# START OF MATERIAL SUPPLIED
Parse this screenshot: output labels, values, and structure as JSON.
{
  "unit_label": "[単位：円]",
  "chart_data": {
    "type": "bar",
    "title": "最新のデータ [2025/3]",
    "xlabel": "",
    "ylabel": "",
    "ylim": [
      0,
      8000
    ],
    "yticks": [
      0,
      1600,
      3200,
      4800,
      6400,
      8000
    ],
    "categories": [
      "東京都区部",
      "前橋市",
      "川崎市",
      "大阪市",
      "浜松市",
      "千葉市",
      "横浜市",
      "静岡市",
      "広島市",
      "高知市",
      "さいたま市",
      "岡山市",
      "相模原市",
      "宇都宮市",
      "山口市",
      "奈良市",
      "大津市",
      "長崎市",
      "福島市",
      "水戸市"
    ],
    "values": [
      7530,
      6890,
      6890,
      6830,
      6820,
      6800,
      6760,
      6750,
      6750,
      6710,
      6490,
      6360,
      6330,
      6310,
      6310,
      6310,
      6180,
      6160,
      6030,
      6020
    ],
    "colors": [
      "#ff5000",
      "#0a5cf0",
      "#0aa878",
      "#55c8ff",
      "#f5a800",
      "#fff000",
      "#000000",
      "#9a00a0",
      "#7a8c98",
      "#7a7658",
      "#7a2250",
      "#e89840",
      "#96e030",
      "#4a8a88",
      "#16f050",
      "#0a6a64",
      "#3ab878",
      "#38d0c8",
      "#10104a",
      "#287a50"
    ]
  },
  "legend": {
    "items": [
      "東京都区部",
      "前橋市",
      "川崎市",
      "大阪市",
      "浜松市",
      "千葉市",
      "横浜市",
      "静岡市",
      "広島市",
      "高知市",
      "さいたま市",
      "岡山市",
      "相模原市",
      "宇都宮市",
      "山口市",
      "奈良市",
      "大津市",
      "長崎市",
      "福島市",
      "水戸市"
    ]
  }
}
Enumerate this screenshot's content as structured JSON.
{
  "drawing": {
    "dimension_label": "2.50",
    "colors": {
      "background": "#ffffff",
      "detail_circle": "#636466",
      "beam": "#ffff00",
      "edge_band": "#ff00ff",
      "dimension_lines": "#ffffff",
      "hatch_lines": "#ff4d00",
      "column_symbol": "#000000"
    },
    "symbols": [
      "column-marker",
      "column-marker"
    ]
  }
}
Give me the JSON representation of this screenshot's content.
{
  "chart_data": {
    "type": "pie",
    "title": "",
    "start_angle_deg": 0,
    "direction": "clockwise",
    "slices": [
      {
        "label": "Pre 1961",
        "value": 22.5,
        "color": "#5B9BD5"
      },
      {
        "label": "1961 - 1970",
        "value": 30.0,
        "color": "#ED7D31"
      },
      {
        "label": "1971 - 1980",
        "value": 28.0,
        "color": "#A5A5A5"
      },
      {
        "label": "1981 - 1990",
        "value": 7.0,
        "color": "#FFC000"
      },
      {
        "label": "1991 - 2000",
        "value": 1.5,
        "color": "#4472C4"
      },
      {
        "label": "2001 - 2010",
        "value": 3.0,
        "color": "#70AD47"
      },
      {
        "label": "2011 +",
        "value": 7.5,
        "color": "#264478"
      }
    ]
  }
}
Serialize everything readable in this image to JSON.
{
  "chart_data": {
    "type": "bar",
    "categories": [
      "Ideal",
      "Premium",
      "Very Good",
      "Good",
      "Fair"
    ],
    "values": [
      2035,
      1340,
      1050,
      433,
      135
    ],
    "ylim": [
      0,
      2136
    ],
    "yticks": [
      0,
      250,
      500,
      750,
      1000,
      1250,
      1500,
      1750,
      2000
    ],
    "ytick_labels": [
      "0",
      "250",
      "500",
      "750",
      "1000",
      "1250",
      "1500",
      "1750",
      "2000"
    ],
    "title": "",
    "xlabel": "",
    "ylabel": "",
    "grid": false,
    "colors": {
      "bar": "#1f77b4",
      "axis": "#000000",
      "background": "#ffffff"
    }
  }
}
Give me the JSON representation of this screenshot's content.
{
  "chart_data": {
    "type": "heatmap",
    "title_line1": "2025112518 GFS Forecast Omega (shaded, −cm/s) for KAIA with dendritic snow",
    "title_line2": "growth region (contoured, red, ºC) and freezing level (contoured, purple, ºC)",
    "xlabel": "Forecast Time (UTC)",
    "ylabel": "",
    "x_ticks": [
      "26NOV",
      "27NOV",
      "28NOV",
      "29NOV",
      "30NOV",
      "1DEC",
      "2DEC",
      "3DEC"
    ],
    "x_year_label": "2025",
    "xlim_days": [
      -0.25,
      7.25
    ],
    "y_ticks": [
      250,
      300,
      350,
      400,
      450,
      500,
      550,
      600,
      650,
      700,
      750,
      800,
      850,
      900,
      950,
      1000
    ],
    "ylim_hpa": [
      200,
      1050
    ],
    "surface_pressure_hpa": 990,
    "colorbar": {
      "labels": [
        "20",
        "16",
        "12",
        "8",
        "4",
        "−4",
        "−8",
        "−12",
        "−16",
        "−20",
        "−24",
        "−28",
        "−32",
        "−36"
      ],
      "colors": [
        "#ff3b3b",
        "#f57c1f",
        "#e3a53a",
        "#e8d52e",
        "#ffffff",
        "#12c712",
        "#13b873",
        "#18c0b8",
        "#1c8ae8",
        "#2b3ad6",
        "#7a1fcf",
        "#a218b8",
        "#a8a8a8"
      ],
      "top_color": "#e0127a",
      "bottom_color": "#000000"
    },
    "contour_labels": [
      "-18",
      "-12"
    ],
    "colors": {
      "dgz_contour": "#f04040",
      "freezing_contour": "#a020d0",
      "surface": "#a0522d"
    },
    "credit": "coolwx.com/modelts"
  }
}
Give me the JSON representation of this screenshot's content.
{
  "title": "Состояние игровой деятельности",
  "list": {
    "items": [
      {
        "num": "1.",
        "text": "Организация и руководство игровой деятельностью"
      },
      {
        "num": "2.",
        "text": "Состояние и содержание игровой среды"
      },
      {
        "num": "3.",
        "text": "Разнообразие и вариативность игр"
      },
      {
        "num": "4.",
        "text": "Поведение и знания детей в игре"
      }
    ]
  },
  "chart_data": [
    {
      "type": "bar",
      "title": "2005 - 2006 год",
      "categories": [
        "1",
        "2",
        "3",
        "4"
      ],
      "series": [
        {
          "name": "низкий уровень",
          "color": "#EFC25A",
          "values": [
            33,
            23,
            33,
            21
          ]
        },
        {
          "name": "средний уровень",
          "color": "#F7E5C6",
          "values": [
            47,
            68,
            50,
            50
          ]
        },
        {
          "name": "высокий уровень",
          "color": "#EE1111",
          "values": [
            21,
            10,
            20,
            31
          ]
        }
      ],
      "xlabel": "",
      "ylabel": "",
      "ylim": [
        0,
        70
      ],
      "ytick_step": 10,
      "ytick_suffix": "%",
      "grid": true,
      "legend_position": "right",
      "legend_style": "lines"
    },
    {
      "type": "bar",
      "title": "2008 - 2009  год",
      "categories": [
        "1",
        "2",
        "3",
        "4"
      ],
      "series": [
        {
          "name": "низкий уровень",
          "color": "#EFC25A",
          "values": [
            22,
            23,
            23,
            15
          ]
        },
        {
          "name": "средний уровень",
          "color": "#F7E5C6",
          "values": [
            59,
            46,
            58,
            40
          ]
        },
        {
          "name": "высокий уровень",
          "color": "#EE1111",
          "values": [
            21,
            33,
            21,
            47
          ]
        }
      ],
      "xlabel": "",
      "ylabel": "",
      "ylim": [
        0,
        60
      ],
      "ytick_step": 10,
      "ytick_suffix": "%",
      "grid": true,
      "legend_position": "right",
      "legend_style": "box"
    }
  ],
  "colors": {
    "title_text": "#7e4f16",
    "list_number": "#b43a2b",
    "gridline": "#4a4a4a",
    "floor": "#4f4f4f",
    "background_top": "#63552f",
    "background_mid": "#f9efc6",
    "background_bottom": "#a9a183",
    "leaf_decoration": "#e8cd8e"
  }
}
# END OF MATERIAL SUPPLIED
**AIM**
Out of the preceding entries, pull every line containing the string "Forecast".

**RESPONSE TO THIS EXERCISE**
    "title_line1": "2025112518 GFS Forecast Omega (shaded, −cm/s) for KAIA with dendritic snow",
    "xlabel": "Forecast Time (UTC)",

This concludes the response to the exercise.